**The exercise**
Return all lines with the word "name" in them.

☆ ☆ ☆

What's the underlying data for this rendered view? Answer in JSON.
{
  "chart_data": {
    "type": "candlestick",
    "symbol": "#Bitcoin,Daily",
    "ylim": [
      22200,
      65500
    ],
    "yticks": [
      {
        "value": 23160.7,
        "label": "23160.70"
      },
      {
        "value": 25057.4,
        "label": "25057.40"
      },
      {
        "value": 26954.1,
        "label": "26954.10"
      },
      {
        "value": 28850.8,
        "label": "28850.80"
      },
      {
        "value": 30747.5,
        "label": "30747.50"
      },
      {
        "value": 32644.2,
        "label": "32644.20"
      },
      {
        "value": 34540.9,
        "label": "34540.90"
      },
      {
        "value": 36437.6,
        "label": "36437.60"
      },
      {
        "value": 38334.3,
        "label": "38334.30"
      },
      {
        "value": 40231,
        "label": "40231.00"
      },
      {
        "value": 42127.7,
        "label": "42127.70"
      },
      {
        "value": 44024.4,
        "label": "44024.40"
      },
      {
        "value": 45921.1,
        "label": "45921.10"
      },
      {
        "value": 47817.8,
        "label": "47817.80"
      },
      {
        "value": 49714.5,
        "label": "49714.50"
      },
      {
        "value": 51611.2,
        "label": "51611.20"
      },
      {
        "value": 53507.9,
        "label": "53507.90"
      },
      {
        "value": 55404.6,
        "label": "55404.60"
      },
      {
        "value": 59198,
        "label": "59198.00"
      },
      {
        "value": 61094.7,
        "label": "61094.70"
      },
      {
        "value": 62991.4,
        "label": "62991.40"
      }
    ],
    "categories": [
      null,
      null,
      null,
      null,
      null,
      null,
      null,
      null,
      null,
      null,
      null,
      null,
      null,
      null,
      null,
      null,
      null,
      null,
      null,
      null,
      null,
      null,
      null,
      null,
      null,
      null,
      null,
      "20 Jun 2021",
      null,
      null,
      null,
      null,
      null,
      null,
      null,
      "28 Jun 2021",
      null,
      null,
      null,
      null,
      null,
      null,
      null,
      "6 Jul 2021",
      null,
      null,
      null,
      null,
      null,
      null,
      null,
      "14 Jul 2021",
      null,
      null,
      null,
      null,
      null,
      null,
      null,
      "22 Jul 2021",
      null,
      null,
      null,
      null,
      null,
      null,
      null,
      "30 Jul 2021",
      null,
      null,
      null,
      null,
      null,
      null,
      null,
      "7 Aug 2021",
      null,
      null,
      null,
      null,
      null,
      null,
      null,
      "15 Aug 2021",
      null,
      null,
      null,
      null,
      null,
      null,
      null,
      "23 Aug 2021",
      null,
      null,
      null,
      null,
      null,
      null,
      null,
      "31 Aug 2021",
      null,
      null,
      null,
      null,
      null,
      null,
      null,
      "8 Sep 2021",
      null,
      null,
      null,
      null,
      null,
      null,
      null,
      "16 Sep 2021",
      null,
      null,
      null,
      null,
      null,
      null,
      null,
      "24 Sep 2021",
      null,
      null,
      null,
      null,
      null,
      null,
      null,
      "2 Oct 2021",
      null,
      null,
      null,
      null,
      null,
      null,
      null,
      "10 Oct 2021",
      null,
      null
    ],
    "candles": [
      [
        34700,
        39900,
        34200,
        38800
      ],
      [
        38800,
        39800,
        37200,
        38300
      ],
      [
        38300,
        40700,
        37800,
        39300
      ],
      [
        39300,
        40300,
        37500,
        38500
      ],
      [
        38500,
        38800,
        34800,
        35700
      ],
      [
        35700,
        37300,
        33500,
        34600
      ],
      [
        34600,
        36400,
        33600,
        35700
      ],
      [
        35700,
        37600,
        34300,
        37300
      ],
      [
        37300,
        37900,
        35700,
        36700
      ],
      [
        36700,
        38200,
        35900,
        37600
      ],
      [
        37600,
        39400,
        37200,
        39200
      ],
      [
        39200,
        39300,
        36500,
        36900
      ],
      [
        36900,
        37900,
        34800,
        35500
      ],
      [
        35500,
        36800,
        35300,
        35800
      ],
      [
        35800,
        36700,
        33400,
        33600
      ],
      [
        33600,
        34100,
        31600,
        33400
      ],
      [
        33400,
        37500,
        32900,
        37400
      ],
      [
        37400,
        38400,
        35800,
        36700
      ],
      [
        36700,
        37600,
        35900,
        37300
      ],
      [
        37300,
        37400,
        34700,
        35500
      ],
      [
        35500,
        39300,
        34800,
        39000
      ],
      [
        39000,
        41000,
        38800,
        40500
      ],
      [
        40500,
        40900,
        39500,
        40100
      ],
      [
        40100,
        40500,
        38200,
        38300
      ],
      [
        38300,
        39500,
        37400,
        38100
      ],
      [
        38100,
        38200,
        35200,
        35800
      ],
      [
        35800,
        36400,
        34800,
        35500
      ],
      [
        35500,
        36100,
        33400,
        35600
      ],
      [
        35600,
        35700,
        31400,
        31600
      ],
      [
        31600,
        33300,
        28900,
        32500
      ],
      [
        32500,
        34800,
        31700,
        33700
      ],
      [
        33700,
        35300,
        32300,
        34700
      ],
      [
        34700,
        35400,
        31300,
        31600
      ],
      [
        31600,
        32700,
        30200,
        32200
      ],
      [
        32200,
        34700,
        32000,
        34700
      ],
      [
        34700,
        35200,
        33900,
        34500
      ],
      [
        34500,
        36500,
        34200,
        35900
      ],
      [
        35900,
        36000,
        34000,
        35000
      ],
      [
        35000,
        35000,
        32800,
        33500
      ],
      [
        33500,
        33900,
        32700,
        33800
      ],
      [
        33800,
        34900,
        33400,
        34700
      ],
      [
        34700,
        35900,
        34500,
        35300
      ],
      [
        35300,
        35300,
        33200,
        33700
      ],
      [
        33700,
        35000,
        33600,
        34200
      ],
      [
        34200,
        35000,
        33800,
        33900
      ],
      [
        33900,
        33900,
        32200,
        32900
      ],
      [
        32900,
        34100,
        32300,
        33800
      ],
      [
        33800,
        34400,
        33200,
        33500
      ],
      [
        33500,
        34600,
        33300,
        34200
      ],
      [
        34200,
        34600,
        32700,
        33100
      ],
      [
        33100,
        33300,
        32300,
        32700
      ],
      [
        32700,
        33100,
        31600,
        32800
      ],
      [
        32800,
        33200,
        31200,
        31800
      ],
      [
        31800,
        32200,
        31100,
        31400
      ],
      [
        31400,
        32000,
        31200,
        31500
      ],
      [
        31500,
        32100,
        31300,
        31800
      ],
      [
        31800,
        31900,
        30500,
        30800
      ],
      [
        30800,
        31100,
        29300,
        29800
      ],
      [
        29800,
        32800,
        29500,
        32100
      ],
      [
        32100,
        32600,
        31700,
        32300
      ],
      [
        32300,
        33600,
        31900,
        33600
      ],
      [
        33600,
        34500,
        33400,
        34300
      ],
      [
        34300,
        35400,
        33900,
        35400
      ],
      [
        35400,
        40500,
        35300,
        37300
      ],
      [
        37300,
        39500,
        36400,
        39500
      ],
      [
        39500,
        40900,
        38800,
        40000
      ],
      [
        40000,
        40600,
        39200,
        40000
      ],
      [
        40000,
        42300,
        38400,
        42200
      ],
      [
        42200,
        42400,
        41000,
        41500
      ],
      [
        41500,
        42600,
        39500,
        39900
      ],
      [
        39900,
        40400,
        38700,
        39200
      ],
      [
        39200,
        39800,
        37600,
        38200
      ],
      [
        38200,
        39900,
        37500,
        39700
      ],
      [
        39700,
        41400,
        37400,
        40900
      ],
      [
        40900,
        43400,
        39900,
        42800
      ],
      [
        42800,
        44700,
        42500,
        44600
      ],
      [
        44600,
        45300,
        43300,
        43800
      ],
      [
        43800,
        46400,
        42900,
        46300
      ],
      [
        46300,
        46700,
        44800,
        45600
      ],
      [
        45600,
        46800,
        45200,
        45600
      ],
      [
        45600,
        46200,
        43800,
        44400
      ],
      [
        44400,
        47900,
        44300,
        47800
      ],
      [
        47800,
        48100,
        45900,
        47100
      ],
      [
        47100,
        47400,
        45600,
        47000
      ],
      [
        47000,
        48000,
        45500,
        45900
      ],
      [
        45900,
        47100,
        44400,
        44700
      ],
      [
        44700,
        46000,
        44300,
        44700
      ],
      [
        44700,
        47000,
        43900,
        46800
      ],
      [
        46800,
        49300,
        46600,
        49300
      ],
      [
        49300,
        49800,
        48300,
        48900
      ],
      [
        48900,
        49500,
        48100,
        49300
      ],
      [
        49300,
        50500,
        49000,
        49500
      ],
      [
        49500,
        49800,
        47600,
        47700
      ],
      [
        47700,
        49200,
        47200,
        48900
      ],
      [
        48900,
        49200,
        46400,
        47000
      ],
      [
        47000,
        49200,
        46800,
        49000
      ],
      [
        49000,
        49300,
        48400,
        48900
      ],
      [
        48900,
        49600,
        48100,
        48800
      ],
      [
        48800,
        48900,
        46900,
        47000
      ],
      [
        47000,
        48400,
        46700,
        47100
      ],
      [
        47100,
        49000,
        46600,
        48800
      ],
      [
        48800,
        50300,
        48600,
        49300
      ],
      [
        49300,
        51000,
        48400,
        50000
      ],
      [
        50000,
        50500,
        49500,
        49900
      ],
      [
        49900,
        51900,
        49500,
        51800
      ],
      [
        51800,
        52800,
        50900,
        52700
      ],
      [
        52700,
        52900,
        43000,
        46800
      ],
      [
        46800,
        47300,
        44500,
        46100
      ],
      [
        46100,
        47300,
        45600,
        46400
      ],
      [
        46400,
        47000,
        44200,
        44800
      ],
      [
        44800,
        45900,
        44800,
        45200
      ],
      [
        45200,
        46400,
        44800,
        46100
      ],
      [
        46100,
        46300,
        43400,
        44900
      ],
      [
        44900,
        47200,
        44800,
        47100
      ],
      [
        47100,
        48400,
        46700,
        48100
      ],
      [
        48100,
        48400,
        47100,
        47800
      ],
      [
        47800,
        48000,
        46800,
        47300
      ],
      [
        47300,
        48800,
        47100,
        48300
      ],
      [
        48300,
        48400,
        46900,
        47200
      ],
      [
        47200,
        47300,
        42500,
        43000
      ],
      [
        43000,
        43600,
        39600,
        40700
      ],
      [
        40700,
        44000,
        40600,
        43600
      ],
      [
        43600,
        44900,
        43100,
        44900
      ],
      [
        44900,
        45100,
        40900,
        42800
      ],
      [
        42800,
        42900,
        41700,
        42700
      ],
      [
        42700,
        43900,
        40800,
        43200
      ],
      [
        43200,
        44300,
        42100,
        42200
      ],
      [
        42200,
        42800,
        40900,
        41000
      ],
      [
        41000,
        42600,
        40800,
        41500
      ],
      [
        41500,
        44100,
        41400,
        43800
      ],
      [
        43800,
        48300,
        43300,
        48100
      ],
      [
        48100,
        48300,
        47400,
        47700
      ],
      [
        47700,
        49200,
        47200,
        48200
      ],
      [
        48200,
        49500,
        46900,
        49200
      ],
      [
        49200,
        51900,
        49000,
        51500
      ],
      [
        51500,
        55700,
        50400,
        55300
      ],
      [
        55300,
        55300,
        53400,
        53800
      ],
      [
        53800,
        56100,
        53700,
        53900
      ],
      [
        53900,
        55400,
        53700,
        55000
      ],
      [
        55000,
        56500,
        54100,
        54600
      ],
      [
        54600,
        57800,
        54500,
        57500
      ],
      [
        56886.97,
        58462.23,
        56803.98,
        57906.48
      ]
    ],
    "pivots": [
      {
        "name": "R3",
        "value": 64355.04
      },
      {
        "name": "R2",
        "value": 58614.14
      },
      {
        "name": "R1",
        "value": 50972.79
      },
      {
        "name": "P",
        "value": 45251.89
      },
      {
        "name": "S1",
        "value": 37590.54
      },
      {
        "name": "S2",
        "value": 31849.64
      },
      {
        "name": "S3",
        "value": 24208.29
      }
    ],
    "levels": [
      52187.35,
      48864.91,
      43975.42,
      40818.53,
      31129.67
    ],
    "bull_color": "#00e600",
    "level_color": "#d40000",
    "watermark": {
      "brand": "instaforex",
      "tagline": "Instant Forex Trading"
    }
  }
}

☆ ☆ ☆

**Result**
        "name": "R3",
        "name": "R2",
        "name": "R1",
        "name": "P",
        "name": "S1",
        "name": "S2",
        "name": "S3",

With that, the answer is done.